● **WRITTEN TASK**: Each line of the material must be repeated precisely, with the pictures left out.

● **EXCERPTED DATA**:
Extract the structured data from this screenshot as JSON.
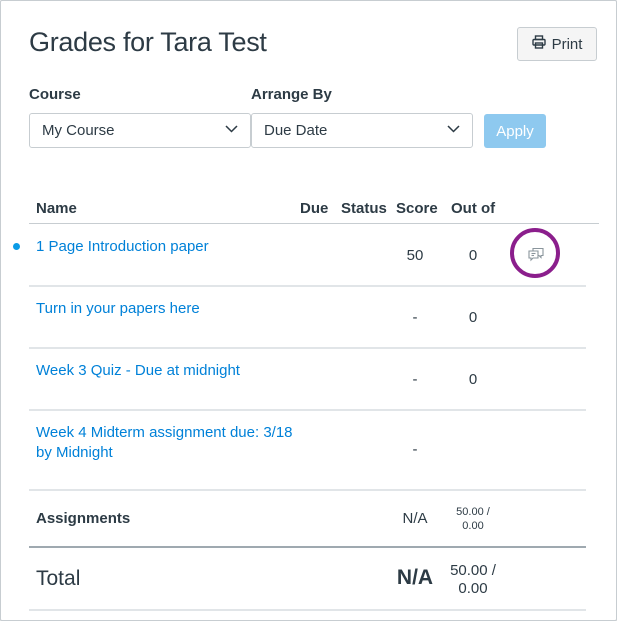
{
  "header": {
    "title": "Grades for Tara Test",
    "print_label": "Print",
    "print_icon": "printer-icon"
  },
  "filters": {
    "course_label": "Course",
    "course_value": "My Course",
    "arrange_label": "Arrange By",
    "arrange_value": "Due Date",
    "apply_label": "Apply",
    "dropdown_icon": "chevron-down-icon"
  },
  "table": {
    "columns": [
      "Name",
      "Due",
      "Status",
      "Score",
      "Out of"
    ],
    "rows": [
      {
        "name": "1 Page Introduction paper",
        "due": "",
        "status": "",
        "score": "50",
        "out_of": "0",
        "unread": true,
        "has_comments": true
      },
      {
        "name": "Turn in your papers here",
        "due": "",
        "status": "",
        "score": "-",
        "out_of": "0",
        "unread": false,
        "has_comments": false
      },
      {
        "name": "Week 3 Quiz - Due at midnight",
        "due": "",
        "status": "",
        "score": "-",
        "out_of": "0",
        "unread": false,
        "has_comments": false
      },
      {
        "name_line1": "Week 4 Midterm assignment due: 3/18",
        "name_line2": "by Midnight",
        "due": "",
        "status": "",
        "score": "-",
        "out_of": "",
        "unread": false,
        "has_comments": false
      }
    ],
    "comment_icon": "comment-bubbles-icon"
  },
  "summary": {
    "group_name": "Assignments",
    "group_score": "N/A",
    "group_points_line1": "50.00 /",
    "group_points_line2": "0.00",
    "total_label": "Total",
    "total_score": "N/A",
    "total_points_line1": "50.00 /",
    "total_points_line2": "0.00"
  },
  "colors": {
    "link": "#0081d8",
    "apply_disabled": "#8ec9ef",
    "highlight_ring": "#8b1e8c",
    "text": "#2d3b45"
  }
}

● **EXERCISE ANSWER**:
Extract the structured data from this screenshot as JSON.
{
  "header": {
    "title": "Grades for Tara Test",
    "print_label": "Print",
    "print_icon": "printer-icon"
  },
  "filters": {
    "course_label": "Course",
    "course_value": "My Course",
    "arrange_label": "Arrange By",
    "arrange_value": "Due Date",
    "apply_label": "Apply",
    "dropdown_icon": "chevron-down-icon"
  },
  "table": {
    "columns": [
      "Name",
      "Due",
      "Status",
      "Score",
      "Out of"
    ],
    "rows": [
      {
        "name": "1 Page Introduction paper",
        "due": "",
        "status": "",
        "score": "50",
        "out_of": "0",
        "unread": true,
        "has_comments": true
      },
      {
        "name": "Turn in your papers here",
        "due": "",
        "status": "",
        "score": "-",
        "out_of": "0",
        "unread": false,
        "has_comments": false
      },
      {
        "name": "Week 3 Quiz - Due at midnight",
        "due": "",
        "status": "",
        "score": "-",
        "out_of": "0",
        "unread": false,
        "has_comments": false
      },
      {
        "name_line1": "Week 4 Midterm assignment due: 3/18",
        "name_line2": "by Midnight",
        "due": "",
        "status": "",
        "score": "-",
        "out_of": "",
        "unread": false,
        "has_comments": false
      }
    ],
    "comment_icon": "comment-bubbles-icon"
  },
  "summary": {
    "group_name": "Assignments",
    "group_score": "N/A",
    "group_points_line1": "50.00 /",
    "group_points_line2": "0.00",
    "total_label": "Total",
    "total_score": "N/A",
    "total_points_line1": "50.00 /",
    "total_points_line2": "0.00"
  },
  "colors": {
    "link": "#0081d8",
    "apply_disabled": "#8ec9ef",
    "highlight_ring": "#8b1e8c",
    "text": "#2d3b45"
  }
}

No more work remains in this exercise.